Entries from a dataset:
★ ★ ★
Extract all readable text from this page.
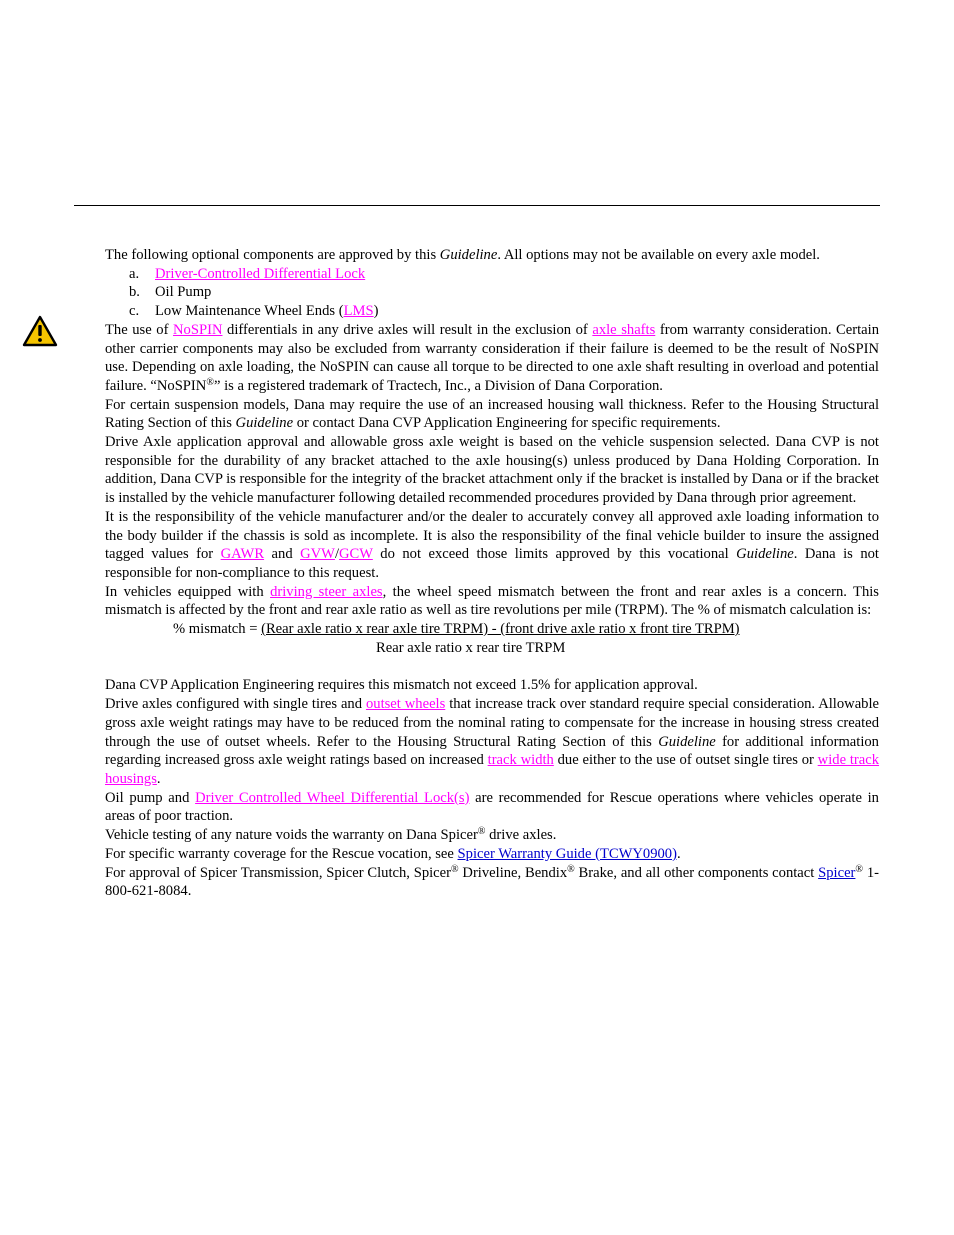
The following optional components are approved by this Guideline. All options may not be available on every axle model.

a.	Driver-Controlled Differential Lock
b.	Oil Pump
c.	Low Maintenance Wheel Ends (LMS)

The use of NoSPIN differentials in any drive axles will result in the exclusion of axle shafts from warranty consideration. Certain other carrier components may also be excluded from warranty consideration if their failure is deemed to be the result of NoSPIN use. Depending on axle loading, the NoSPIN can cause all torque to be directed to one axle shaft resulting in overload and potential failure. “NoSPIN®” is a registered trademark of Tractech, Inc., a Division of Dana Corporation.

For certain suspension models, Dana may require the use of an increased housing wall thickness. Refer to the Housing Structural Rating Section of this Guideline or contact Dana CVP Application Engineering for specific requirements.

Drive Axle application approval and allowable gross axle weight is based on the vehicle suspension selected. Dana CVP is not responsible for the durability of any bracket attached to the axle housing(s) unless produced by Dana Holding Corporation. In addition, Dana CVP is responsible for the integrity of the bracket attachment only if the bracket is installed by Dana or if the bracket is installed by the vehicle manufacturer following detailed recommended procedures provided by Dana through prior agreement.

It is the responsibility of the vehicle manufacturer and/or the dealer to accurately convey all approved axle loading information to the body builder if the chassis is sold as incomplete. It is also the responsibility of the final vehicle builder to insure the assigned tagged values for GAWR and GVW/GCW do not exceed those limits approved by this vocational Guideline. Dana is not responsible for non-compliance to this request.

In vehicles equipped with driving steer axles, the wheel speed mismatch between the front and rear axles is a concern. This mismatch is affected by the front and rear axle ratio as well as tire revolutions per mile (TRPM). The % of mismatch calculation is:

% mismatch = (Rear axle ratio x rear axle tire TRPM) - (front drive axle ratio x front tire TRPM)
Rear axle ratio x rear tire TRPM

Dana CVP Application Engineering requires this mismatch not exceed 1.5% for application approval.

Drive axles configured with single tires and outset wheels that increase track over standard require special consideration. Allowable gross axle weight ratings may have to be reduced from the nominal rating to compensate for the increase in housing stress created through the use of outset wheels. Refer to the Housing Structural Rating Section of this Guideline for additional information regarding increased gross axle weight ratings based on increased track width due either to the use of outset single tires or wide track housings.

Oil pump and Driver Controlled Wheel Differential Lock(s) are recommended for Rescue operations where vehicles operate in areas of poor traction.

Vehicle testing of any nature voids the warranty on Dana Spicer® drive axles.

For specific warranty coverage for the Rescue vocation, see Spicer Warranty Guide (TCWY0900).

For approval of Spicer Transmission, Spicer Clutch, Spicer® Driveline, Bendix® Brake, and all other components contact Spicer® 1-800-621-8084.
★ ★ ★
• [Short task]:
Write out the records above once more, word for word, with no pictures.

• [Written reply]:
Extract all readable text from this page.
The following optional components are approved by this Guideline. All options may not be available on every axle model.

a.	Driver-Controlled Differential Lock
b.	Oil Pump
c.	Low Maintenance Wheel Ends (LMS)

The use of NoSPIN differentials in any drive axles will result in the exclusion of axle shafts from warranty consideration. Certain other carrier components may also be excluded from warranty consideration if their failure is deemed to be the result of NoSPIN use. Depending on axle loading, the NoSPIN can cause all torque to be directed to one axle shaft resulting in overload and potential failure. “NoSPIN®” is a registered trademark of Tractech, Inc., a Division of Dana Corporation.

For certain suspension models, Dana may require the use of an increased housing wall thickness. Refer to the Housing Structural Rating Section of this Guideline or contact Dana CVP Application Engineering for specific requirements.

Drive Axle application approval and allowable gross axle weight is based on the vehicle suspension selected. Dana CVP is not responsible for the durability of any bracket attached to the axle housing(s) unless produced by Dana Holding Corporation. In addition, Dana CVP is responsible for the integrity of the bracket attachment only if the bracket is installed by Dana or if the bracket is installed by the vehicle manufacturer following detailed recommended procedures provided by Dana through prior agreement.

It is the responsibility of the vehicle manufacturer and/or the dealer to accurately convey all approved axle loading information to the body builder if the chassis is sold as incomplete. It is also the responsibility of the final vehicle builder to insure the assigned tagged values for GAWR and GVW/GCW do not exceed those limits approved by this vocational Guideline. Dana is not responsible for non-compliance to this request.

In vehicles equipped with driving steer axles, the wheel speed mismatch between the front and rear axles is a concern. This mismatch is affected by the front and rear axle ratio as well as tire revolutions per mile (TRPM). The % of mismatch calculation is:

% mismatch = (Rear axle ratio x rear axle tire TRPM) - (front drive axle ratio x front tire TRPM)
Rear axle ratio x rear tire TRPM

Dana CVP Application Engineering requires this mismatch not exceed 1.5% for application approval.

Drive axles configured with single tires and outset wheels that increase track over standard require special consideration. Allowable gross axle weight ratings may have to be reduced from the nominal rating to compensate for the increase in housing stress created through the use of outset wheels. Refer to the Housing Structural Rating Section of this Guideline for additional information regarding increased gross axle weight ratings based on increased track width due either to the use of outset single tires or wide track housings.

Oil pump and Driver Controlled Wheel Differential Lock(s) are recommended for Rescue operations where vehicles operate in areas of poor traction.

Vehicle testing of any nature voids the warranty on Dana Spicer® drive axles.

For specific warranty coverage for the Rescue vocation, see Spicer Warranty Guide (TCWY0900).

For approval of Spicer Transmission, Spicer Clutch, Spicer® Driveline, Bendix® Brake, and all other components contact Spicer® 1-800-621-8084.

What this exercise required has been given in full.